Dataset items

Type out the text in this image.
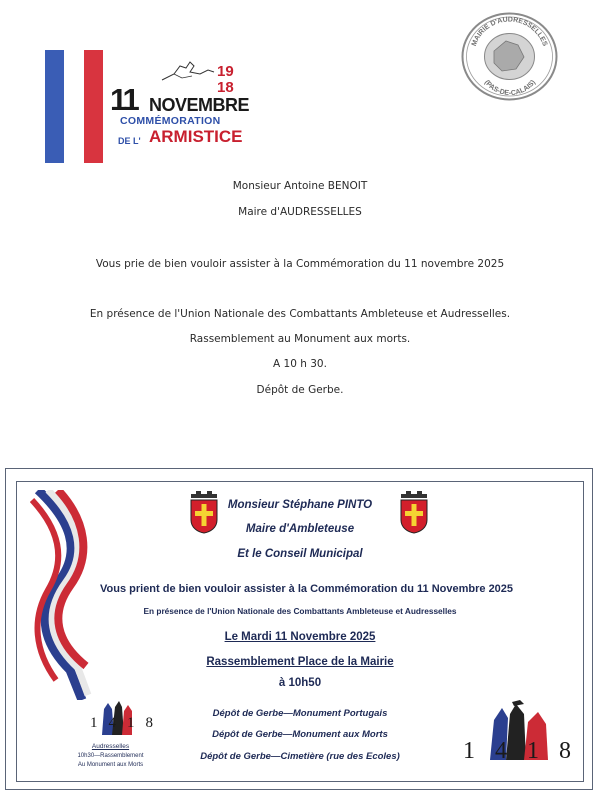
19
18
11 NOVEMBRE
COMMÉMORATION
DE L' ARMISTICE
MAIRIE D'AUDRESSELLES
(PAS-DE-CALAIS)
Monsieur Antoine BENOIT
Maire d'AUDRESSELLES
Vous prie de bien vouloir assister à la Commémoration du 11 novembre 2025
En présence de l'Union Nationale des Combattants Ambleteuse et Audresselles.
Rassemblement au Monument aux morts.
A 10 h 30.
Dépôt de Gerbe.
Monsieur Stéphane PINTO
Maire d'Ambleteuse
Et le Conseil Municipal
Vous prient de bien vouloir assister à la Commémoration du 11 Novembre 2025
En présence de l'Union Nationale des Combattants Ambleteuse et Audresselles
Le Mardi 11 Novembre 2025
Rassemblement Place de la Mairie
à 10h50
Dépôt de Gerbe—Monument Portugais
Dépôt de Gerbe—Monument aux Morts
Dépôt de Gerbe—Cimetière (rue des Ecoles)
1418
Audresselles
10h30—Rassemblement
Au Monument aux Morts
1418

** AIM OF THE TASK **
Omit every picture, and otherwise quote the entries exactly.

** EXERCISE RESPONSE **
Type out the text in this image.
19
18
11 NOVEMBRE
COMMÉMORATION
DE L' ARMISTICE
MAIRIE D'AUDRESSELLES
(PAS-DE-CALAIS)
Monsieur Antoine BENOIT
Maire d'AUDRESSELLES
Vous prie de bien vouloir assister à la Commémoration du 11 novembre 2025
En présence de l'Union Nationale des Combattants Ambleteuse et Audresselles.
Rassemblement au Monument aux morts.
A 10 h 30.
Dépôt de Gerbe.
Monsieur Stéphane PINTO
Maire d'Ambleteuse
Et le Conseil Municipal
Vous prient de bien vouloir assister à la Commémoration du 11 Novembre 2025
En présence de l'Union Nationale des Combattants Ambleteuse et Audresselles
Le Mardi 11 Novembre 2025
Rassemblement Place de la Mairie
à 10h50
Dépôt de Gerbe—Monument Portugais
Dépôt de Gerbe—Monument aux Morts
Dépôt de Gerbe—Cimetière (rue des Ecoles)
1418
Audresselles
10h30—Rassemblement
Au Monument aux Morts
1418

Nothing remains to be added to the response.